--- Start of Records to process ---

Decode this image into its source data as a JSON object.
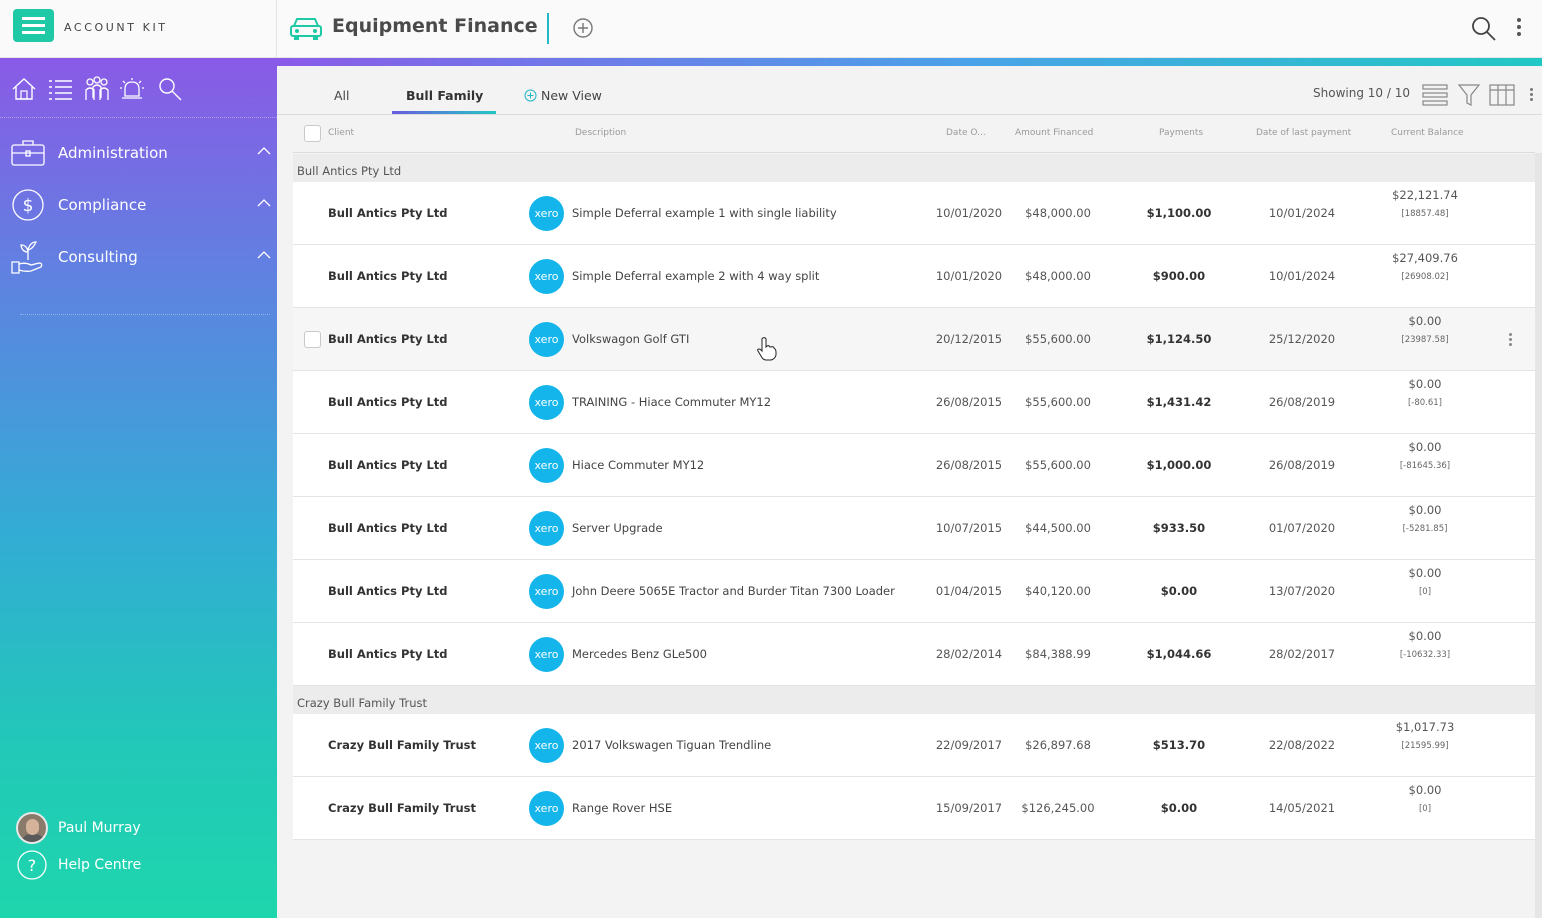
{
  "app": {
    "logo_text": "ACCOUNT KIT",
    "page_title": "Equipment Finance"
  },
  "sidebar": {
    "icons": [
      "home-icon",
      "list-icon",
      "people-icon",
      "alarm-icon",
      "search-icon"
    ],
    "nav": [
      {
        "label": "Administration",
        "icon": "briefcase-icon"
      },
      {
        "label": "Compliance",
        "icon": "dollar-icon"
      },
      {
        "label": "Consulting",
        "icon": "hand-plant-icon"
      }
    ],
    "user_name": "Paul Murray",
    "help_label": "Help Centre"
  },
  "tabs": {
    "all": "All",
    "bull_family": "Bull Family",
    "new_view": "New View"
  },
  "toolbar": {
    "showing": "Showing 10 / 10"
  },
  "columns": {
    "client": "Client",
    "description": "Description",
    "date": "Date O...",
    "amount": "Amount Financed",
    "payments": "Payments",
    "last_payment": "Date of last payment",
    "balance": "Current Balance"
  },
  "badge_label": "xero",
  "groups": [
    {
      "name": "Bull Antics Pty Ltd",
      "rows": [
        {
          "client": "Bull Antics Pty Ltd",
          "description": "Simple Deferral example 1 with single liability",
          "date": "10/01/2020",
          "amount": "$48,000.00",
          "payments": "$1,100.00",
          "last_payment": "10/01/2024",
          "balance": "$22,121.74",
          "balance_sub": "[18857.48]"
        },
        {
          "client": "Bull Antics Pty Ltd",
          "description": "Simple Deferral example 2 with 4 way split",
          "date": "10/01/2020",
          "amount": "$48,000.00",
          "payments": "$900.00",
          "last_payment": "10/01/2024",
          "balance": "$27,409.76",
          "balance_sub": "[26908.02]"
        },
        {
          "client": "Bull Antics Pty Ltd",
          "description": "Volkswagon Golf GTI",
          "date": "20/12/2015",
          "amount": "$55,600.00",
          "payments": "$1,124.50",
          "last_payment": "25/12/2020",
          "balance": "$0.00",
          "balance_sub": "[23987.58]"
        },
        {
          "client": "Bull Antics Pty Ltd",
          "description": "TRAINING - Hiace Commuter MY12",
          "date": "26/08/2015",
          "amount": "$55,600.00",
          "payments": "$1,431.42",
          "last_payment": "26/08/2019",
          "balance": "$0.00",
          "balance_sub": "[-80.61]"
        },
        {
          "client": "Bull Antics Pty Ltd",
          "description": "Hiace Commuter MY12",
          "date": "26/08/2015",
          "amount": "$55,600.00",
          "payments": "$1,000.00",
          "last_payment": "26/08/2019",
          "balance": "$0.00",
          "balance_sub": "[-81645.36]"
        },
        {
          "client": "Bull Antics Pty Ltd",
          "description": "Server Upgrade",
          "date": "10/07/2015",
          "amount": "$44,500.00",
          "payments": "$933.50",
          "last_payment": "01/07/2020",
          "balance": "$0.00",
          "balance_sub": "[-5281.85]"
        },
        {
          "client": "Bull Antics Pty Ltd",
          "description": "John Deere 5065E Tractor and Burder Titan 7300 Loader",
          "date": "01/04/2015",
          "amount": "$40,120.00",
          "payments": "$0.00",
          "last_payment": "13/07/2020",
          "balance": "$0.00",
          "balance_sub": "[0]"
        },
        {
          "client": "Bull Antics Pty Ltd",
          "description": "Mercedes Benz GLe500",
          "date": "28/02/2014",
          "amount": "$84,388.99",
          "payments": "$1,044.66",
          "last_payment": "28/02/2017",
          "balance": "$0.00",
          "balance_sub": "[-10632.33]"
        }
      ]
    },
    {
      "name": "Crazy Bull Family Trust",
      "rows": [
        {
          "client": "Crazy Bull Family Trust",
          "description": "2017 Volkswagen Tiguan Trendline",
          "date": "22/09/2017",
          "amount": "$26,897.68",
          "payments": "$513.70",
          "last_payment": "22/08/2022",
          "balance": "$1,017.73",
          "balance_sub": "[21595.99]"
        },
        {
          "client": "Crazy Bull Family Trust",
          "description": "Range Rover HSE",
          "date": "15/09/2017",
          "amount": "$126,245.00",
          "payments": "$0.00",
          "last_payment": "14/05/2021",
          "balance": "$0.00",
          "balance_sub": "[0]"
        }
      ]
    }
  ],
  "colors": {
    "accent": "#1fc9a6",
    "xero": "#13b5ea",
    "sidebar_top": "#8a5ae6",
    "sidebar_bottom": "#1ed6ad"
  }
}
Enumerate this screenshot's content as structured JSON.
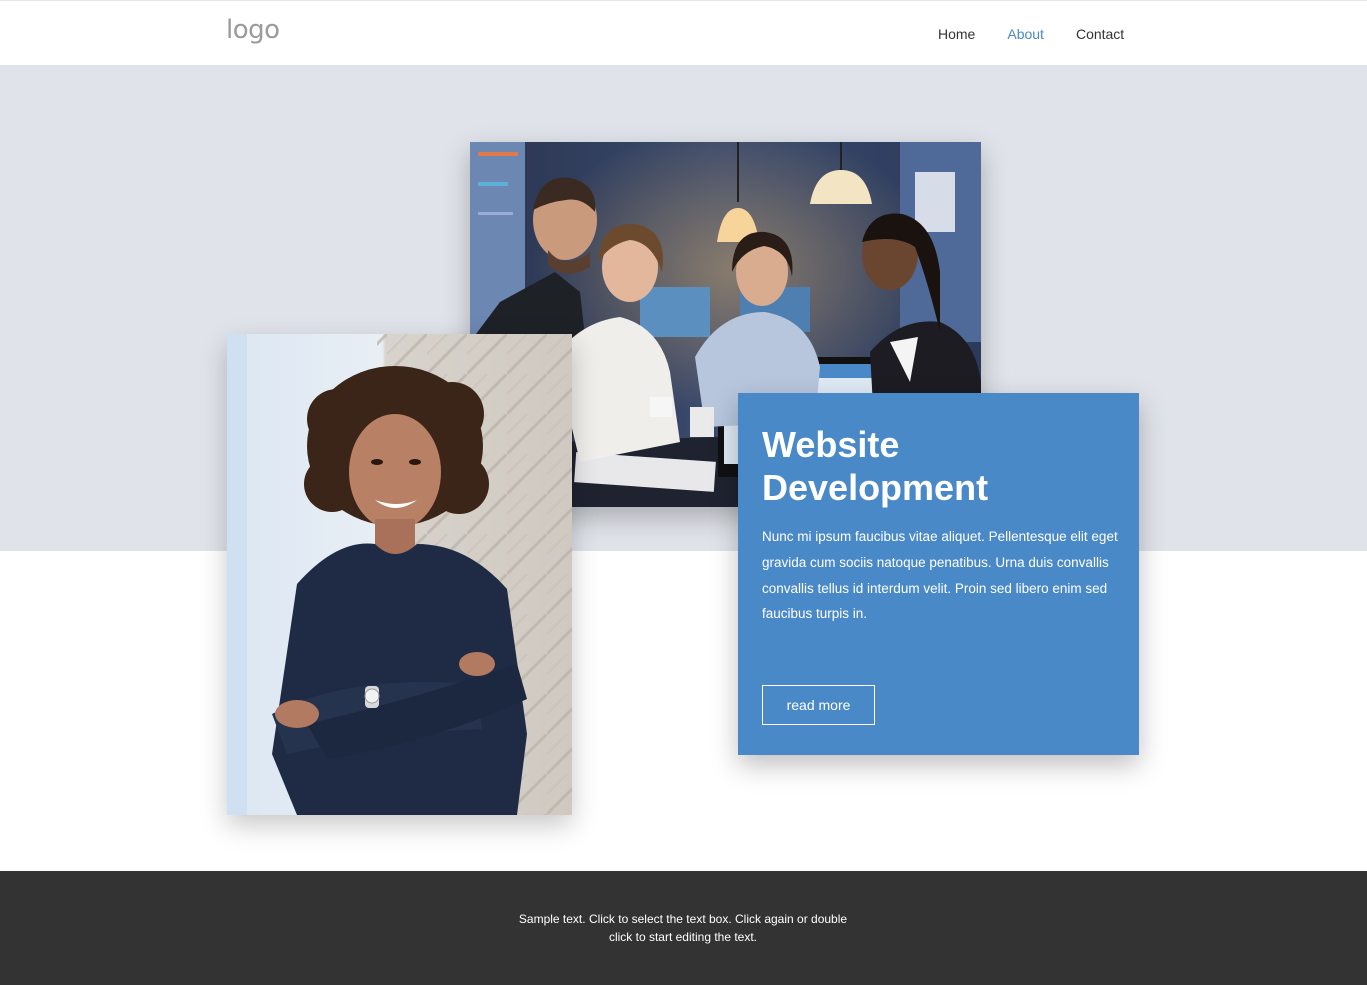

--- End of Records to process ---

# Written instruction
Make a word-for-word copy of the entries, without any pictures.

# Response to the exercise
Decode this image into its source data as a JSON object.
{
  "app": {
    "logo_text": "ACCOUNT KIT",
    "page_title": "Equipment Finance"
  },
  "sidebar": {
    "icons": [
      "home-icon",
      "list-icon",
      "people-icon",
      "alarm-icon",
      "search-icon"
    ],
    "nav": [
      {
        "label": "Administration",
        "icon": "briefcase-icon"
      },
      {
        "label": "Compliance",
        "icon": "dollar-icon"
      },
      {
        "label": "Consulting",
        "icon": "hand-plant-icon"
      }
    ],
    "user_name": "Paul Murray",
    "help_label": "Help Centre"
  },
  "tabs": {
    "all": "All",
    "bull_family": "Bull Family",
    "new_view": "New View"
  },
  "toolbar": {
    "showing": "Showing 10 / 10"
  },
  "columns": {
    "client": "Client",
    "description": "Description",
    "date": "Date O...",
    "amount": "Amount Financed",
    "payments": "Payments",
    "last_payment": "Date of last payment",
    "balance": "Current Balance"
  },
  "badge_label": "xero",
  "groups": [
    {
      "name": "Bull Antics Pty Ltd",
      "rows": [
        {
          "client": "Bull Antics Pty Ltd",
          "description": "Simple Deferral example 1 with single liability",
          "date": "10/01/2020",
          "amount": "$48,000.00",
          "payments": "$1,100.00",
          "last_payment": "10/01/2024",
          "balance": "$22,121.74",
          "balance_sub": "[18857.48]"
        },
        {
          "client": "Bull Antics Pty Ltd",
          "description": "Simple Deferral example 2 with 4 way split",
          "date": "10/01/2020",
          "amount": "$48,000.00",
          "payments": "$900.00",
          "last_payment": "10/01/2024",
          "balance": "$27,409.76",
          "balance_sub": "[26908.02]"
        },
        {
          "client": "Bull Antics Pty Ltd",
          "description": "Volkswagon Golf GTI",
          "date": "20/12/2015",
          "amount": "$55,600.00",
          "payments": "$1,124.50",
          "last_payment": "25/12/2020",
          "balance": "$0.00",
          "balance_sub": "[23987.58]"
        },
        {
          "client": "Bull Antics Pty Ltd",
          "description": "TRAINING - Hiace Commuter MY12",
          "date": "26/08/2015",
          "amount": "$55,600.00",
          "payments": "$1,431.42",
          "last_payment": "26/08/2019",
          "balance": "$0.00",
          "balance_sub": "[-80.61]"
        },
        {
          "client": "Bull Antics Pty Ltd",
          "description": "Hiace Commuter MY12",
          "date": "26/08/2015",
          "amount": "$55,600.00",
          "payments": "$1,000.00",
          "last_payment": "26/08/2019",
          "balance": "$0.00",
          "balance_sub": "[-81645.36]"
        },
        {
          "client": "Bull Antics Pty Ltd",
          "description": "Server Upgrade",
          "date": "10/07/2015",
          "amount": "$44,500.00",
          "payments": "$933.50",
          "last_payment": "01/07/2020",
          "balance": "$0.00",
          "balance_sub": "[-5281.85]"
        },
        {
          "client": "Bull Antics Pty Ltd",
          "description": "John Deere 5065E Tractor and Burder Titan 7300 Loader",
          "date": "01/04/2015",
          "amount": "$40,120.00",
          "payments": "$0.00",
          "last_payment": "13/07/2020",
          "balance": "$0.00",
          "balance_sub": "[0]"
        },
        {
          "client": "Bull Antics Pty Ltd",
          "description": "Mercedes Benz GLe500",
          "date": "28/02/2014",
          "amount": "$84,388.99",
          "payments": "$1,044.66",
          "last_payment": "28/02/2017",
          "balance": "$0.00",
          "balance_sub": "[-10632.33]"
        }
      ]
    },
    {
      "name": "Crazy Bull Family Trust",
      "rows": [
        {
          "client": "Crazy Bull Family Trust",
          "description": "2017 Volkswagen Tiguan Trendline",
          "date": "22/09/2017",
          "amount": "$26,897.68",
          "payments": "$513.70",
          "last_payment": "22/08/2022",
          "balance": "$1,017.73",
          "balance_sub": "[21595.99]"
        },
        {
          "client": "Crazy Bull Family Trust",
          "description": "Range Rover HSE",
          "date": "15/09/2017",
          "amount": "$126,245.00",
          "payments": "$0.00",
          "last_payment": "14/05/2021",
          "balance": "$0.00",
          "balance_sub": "[0]"
        }
      ]
    }
  ],
  "colors": {
    "accent": "#1fc9a6",
    "xero": "#13b5ea",
    "sidebar_top": "#8a5ae6",
    "sidebar_bottom": "#1ed6ad"
  }
}
Enumerate this screenshot's content as structured JSON.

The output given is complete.